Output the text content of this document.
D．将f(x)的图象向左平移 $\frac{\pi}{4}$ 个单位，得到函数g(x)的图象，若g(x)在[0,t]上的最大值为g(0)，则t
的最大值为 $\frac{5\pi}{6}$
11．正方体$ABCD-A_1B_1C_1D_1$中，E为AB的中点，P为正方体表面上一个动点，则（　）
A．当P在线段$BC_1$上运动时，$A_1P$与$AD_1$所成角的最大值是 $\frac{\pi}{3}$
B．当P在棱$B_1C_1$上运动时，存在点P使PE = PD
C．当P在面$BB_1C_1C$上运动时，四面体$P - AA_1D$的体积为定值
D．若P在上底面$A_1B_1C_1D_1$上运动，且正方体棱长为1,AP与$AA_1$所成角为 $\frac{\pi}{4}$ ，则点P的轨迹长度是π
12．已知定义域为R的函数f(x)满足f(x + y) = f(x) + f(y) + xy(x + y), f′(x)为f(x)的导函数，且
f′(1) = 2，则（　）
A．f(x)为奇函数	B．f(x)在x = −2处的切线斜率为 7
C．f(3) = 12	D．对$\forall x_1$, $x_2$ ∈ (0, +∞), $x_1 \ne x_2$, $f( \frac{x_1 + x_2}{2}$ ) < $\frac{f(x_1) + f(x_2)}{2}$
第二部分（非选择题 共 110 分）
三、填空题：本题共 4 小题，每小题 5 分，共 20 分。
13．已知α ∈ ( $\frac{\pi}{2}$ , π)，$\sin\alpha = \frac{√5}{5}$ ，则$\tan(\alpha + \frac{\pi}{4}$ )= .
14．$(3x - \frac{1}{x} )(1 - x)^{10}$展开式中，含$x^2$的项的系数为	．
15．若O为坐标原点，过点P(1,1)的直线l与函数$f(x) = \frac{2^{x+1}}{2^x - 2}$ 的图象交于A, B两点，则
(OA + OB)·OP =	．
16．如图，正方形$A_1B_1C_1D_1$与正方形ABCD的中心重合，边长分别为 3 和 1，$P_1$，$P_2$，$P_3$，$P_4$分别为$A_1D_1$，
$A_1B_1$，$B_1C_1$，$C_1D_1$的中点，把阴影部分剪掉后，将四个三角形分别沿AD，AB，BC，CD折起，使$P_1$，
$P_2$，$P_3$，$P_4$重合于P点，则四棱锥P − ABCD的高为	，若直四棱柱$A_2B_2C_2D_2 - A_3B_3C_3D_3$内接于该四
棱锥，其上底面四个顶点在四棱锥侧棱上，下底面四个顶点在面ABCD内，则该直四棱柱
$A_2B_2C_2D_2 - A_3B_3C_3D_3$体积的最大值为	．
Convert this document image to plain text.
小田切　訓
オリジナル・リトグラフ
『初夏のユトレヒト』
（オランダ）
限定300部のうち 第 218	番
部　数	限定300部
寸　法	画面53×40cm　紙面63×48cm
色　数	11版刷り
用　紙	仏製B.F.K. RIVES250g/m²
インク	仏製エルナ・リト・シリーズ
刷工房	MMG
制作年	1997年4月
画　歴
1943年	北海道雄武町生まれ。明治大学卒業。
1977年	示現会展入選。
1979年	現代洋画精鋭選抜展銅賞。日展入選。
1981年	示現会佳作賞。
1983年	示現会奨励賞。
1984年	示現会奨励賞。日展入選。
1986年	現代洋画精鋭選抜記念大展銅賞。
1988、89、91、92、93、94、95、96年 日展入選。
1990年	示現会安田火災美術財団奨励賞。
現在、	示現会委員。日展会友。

# # #

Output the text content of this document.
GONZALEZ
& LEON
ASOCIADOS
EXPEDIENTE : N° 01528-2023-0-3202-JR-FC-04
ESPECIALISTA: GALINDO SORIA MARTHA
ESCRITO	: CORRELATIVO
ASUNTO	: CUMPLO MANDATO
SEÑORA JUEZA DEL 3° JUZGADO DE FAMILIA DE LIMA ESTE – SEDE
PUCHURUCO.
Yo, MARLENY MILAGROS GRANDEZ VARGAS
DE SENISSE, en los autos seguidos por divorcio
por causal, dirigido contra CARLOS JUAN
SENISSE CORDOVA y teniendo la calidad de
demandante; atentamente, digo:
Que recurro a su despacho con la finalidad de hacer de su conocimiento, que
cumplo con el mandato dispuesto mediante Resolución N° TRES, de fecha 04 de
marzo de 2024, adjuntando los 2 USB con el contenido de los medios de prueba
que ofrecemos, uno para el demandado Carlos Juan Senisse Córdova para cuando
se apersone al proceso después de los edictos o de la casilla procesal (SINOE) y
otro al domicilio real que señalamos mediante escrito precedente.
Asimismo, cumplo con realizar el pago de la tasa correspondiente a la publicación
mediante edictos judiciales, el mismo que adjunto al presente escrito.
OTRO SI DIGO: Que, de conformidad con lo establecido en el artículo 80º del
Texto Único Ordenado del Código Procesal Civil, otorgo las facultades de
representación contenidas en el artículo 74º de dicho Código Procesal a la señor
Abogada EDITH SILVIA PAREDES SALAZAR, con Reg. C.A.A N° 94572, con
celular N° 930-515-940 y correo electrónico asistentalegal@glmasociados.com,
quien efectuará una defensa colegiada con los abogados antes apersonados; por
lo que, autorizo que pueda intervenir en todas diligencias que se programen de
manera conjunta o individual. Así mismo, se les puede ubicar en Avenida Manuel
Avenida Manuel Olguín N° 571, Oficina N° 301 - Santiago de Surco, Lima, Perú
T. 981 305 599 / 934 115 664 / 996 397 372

# # #

> _Directive_
In the records above, find each line that holds the word "frac"; copy all such lines.

> _Worked solution_
D．将f(x)的图象向左平移 $\frac{\pi}{4}$ 个单位，得到函数g(x)的图象，若g(x)在[0,t]上的最大值为g(0)，则t
的最大值为 $\frac{5\pi}{6}$
A．当P在线段$BC_1$上运动时，$A_1P$与$AD_1$所成角的最大值是 $\frac{\pi}{3}$
D．若P在上底面$A_1B_1C_1D_1$上运动，且正方体棱长为1,AP与$AA_1$所成角为 $\frac{\pi}{4}$ ，则点P的轨迹长度是π
C．f(3) = 12	D．对$\forall x_1$, $x_2$ ∈ (0, +∞), $x_1 \ne x_2$, $f( \frac{x_1 + x_2}{2}$ ) < $\frac{f(x_1) + f(x_2)}{2}$
13．已知α ∈ ( $\frac{\pi}{2}$ , π)，$\sin\alpha = \frac{√5}{5}$ ，则$\tan(\alpha + \frac{\pi}{4}$ )= .
14．$(3x - \frac{1}{x} )(1 - x)^{10}$展开式中，含$x^2$的项的系数为	．
15．若O为坐标原点，过点P(1,1)的直线l与函数$f(x) = \frac{2^{x+1}}{2^x - 2}$ 的图象交于A, B两点，则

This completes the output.